*Exercise*:
Pictures do not belong in your copy. Repeat all the other data exactly.

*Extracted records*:
^^^^
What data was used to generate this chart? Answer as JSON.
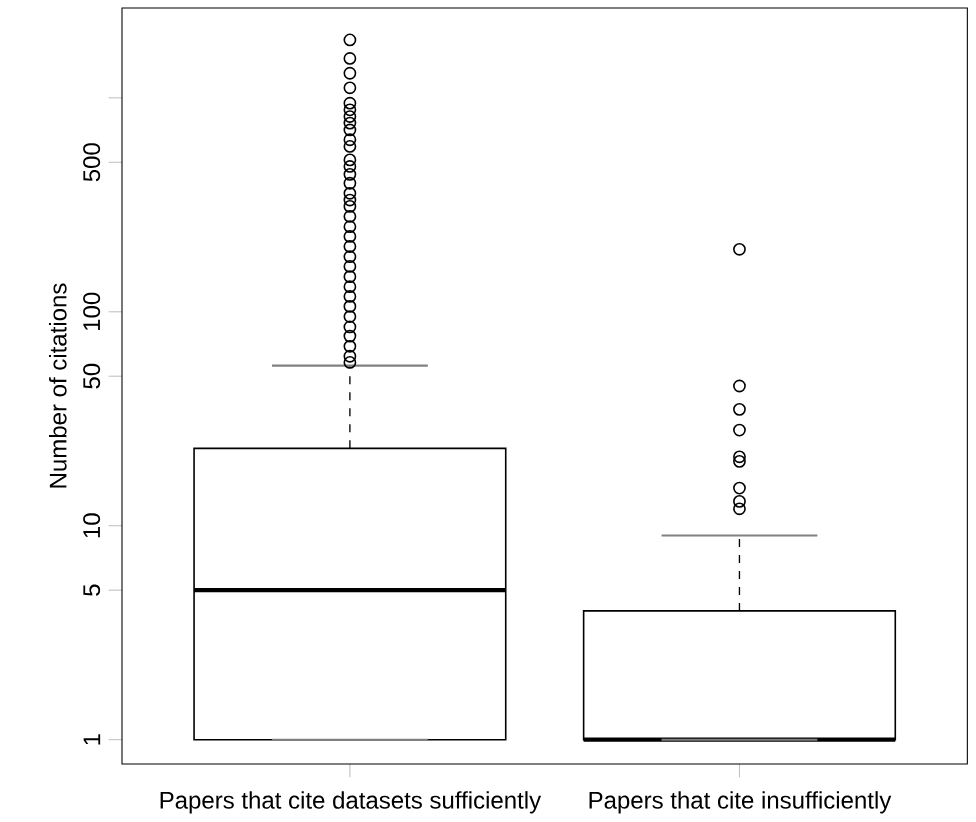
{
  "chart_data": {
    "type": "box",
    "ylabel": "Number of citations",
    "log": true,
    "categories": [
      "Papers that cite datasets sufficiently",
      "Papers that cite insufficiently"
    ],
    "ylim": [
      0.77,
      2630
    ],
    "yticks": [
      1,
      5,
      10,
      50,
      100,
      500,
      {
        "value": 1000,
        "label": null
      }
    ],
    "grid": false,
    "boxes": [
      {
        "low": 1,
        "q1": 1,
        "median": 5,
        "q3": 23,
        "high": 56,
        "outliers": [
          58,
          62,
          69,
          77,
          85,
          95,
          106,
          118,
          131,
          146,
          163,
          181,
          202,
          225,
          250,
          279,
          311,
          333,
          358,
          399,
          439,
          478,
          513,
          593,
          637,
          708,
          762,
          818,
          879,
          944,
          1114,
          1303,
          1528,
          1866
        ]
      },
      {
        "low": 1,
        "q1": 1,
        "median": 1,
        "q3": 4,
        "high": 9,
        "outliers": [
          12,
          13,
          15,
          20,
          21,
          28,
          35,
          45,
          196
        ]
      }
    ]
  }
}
^^^^
*Output of the task*:
What data was used to generate this chart? Answer as JSON.
{
  "chart_data": {
    "type": "box",
    "ylabel": "Number of citations",
    "log": true,
    "categories": [
      "Papers that cite datasets sufficiently",
      "Papers that cite insufficiently"
    ],
    "ylim": [
      0.77,
      2630
    ],
    "yticks": [
      1,
      5,
      10,
      50,
      100,
      500,
      {
        "value": 1000,
        "label": null
      }
    ],
    "grid": false,
    "boxes": [
      {
        "low": 1,
        "q1": 1,
        "median": 5,
        "q3": 23,
        "high": 56,
        "outliers": [
          58,
          62,
          69,
          77,
          85,
          95,
          106,
          118,
          131,
          146,
          163,
          181,
          202,
          225,
          250,
          279,
          311,
          333,
          358,
          399,
          439,
          478,
          513,
          593,
          637,
          708,
          762,
          818,
          879,
          944,
          1114,
          1303,
          1528,
          1866
        ]
      },
      {
        "low": 1,
        "q1": 1,
        "median": 1,
        "q3": 4,
        "high": 9,
        "outliers": [
          12,
          13,
          15,
          20,
          21,
          28,
          35,
          45,
          196
        ]
      }
    ]
  }
}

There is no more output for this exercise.